Information shown:
==========

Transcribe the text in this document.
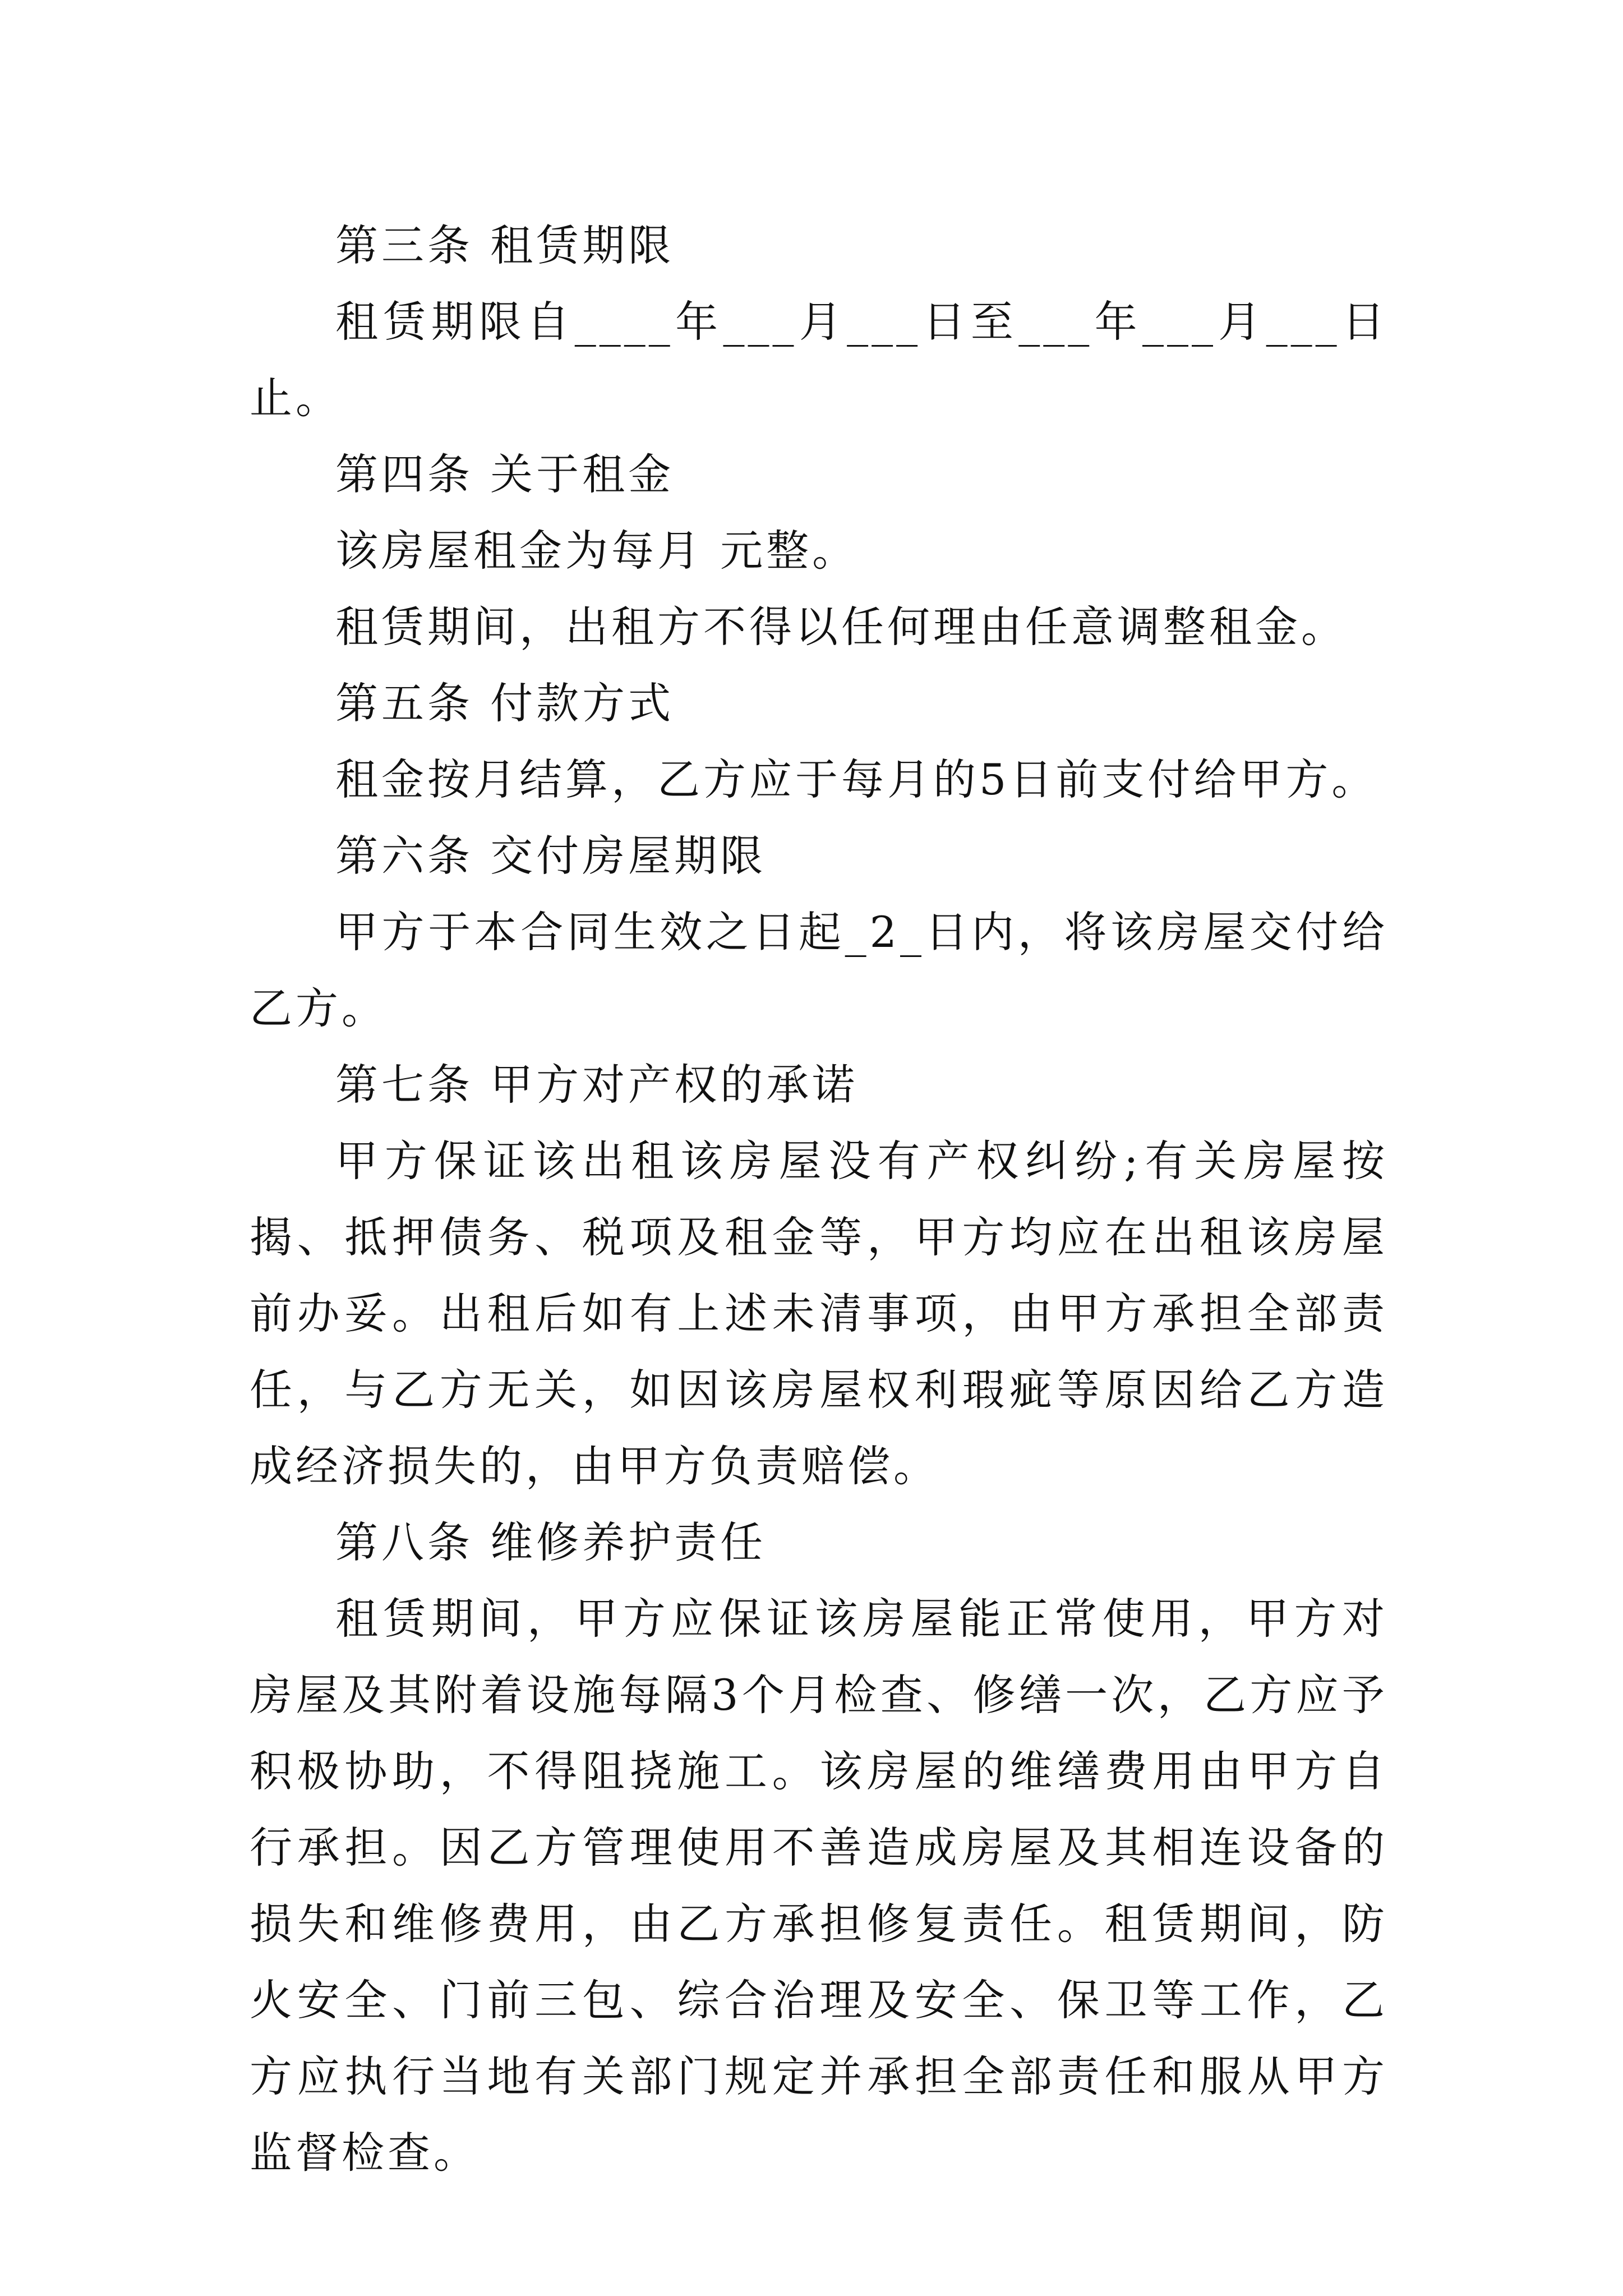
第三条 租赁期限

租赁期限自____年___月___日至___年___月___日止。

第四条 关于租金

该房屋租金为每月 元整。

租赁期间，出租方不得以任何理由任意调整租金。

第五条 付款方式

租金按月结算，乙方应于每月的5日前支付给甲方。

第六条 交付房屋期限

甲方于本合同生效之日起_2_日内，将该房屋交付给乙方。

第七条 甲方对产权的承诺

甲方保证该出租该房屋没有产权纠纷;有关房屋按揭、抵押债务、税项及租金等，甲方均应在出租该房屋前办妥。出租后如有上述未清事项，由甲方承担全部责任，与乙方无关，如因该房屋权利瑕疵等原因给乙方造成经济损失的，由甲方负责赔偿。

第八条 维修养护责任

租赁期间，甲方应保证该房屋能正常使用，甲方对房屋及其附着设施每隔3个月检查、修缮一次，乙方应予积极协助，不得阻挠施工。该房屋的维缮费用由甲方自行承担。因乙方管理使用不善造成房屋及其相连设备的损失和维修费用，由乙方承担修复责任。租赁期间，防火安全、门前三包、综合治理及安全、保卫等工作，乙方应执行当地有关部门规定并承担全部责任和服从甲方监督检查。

==========

What you will do: Pull every line containing "租赁期间" out of the records.

Task response:
租赁期间，出租方不得以任何理由任意调整租金。
租赁期间，甲方应保证该房屋能正常使用，甲方对房屋及其附着设施每隔3个月检查、修缮一次，乙方应予积极协助，不得阻挠施工。该房屋的维缮费用由甲方自行承担。因乙方管理使用不善造成房屋及其相连设备的损失和维修费用，由乙方承担修复责任。租赁期间，防火安全、门前三包、综合治理及安全、保卫等工作，乙方应执行当地有关部门规定并承担全部责任和服从甲方监督检查。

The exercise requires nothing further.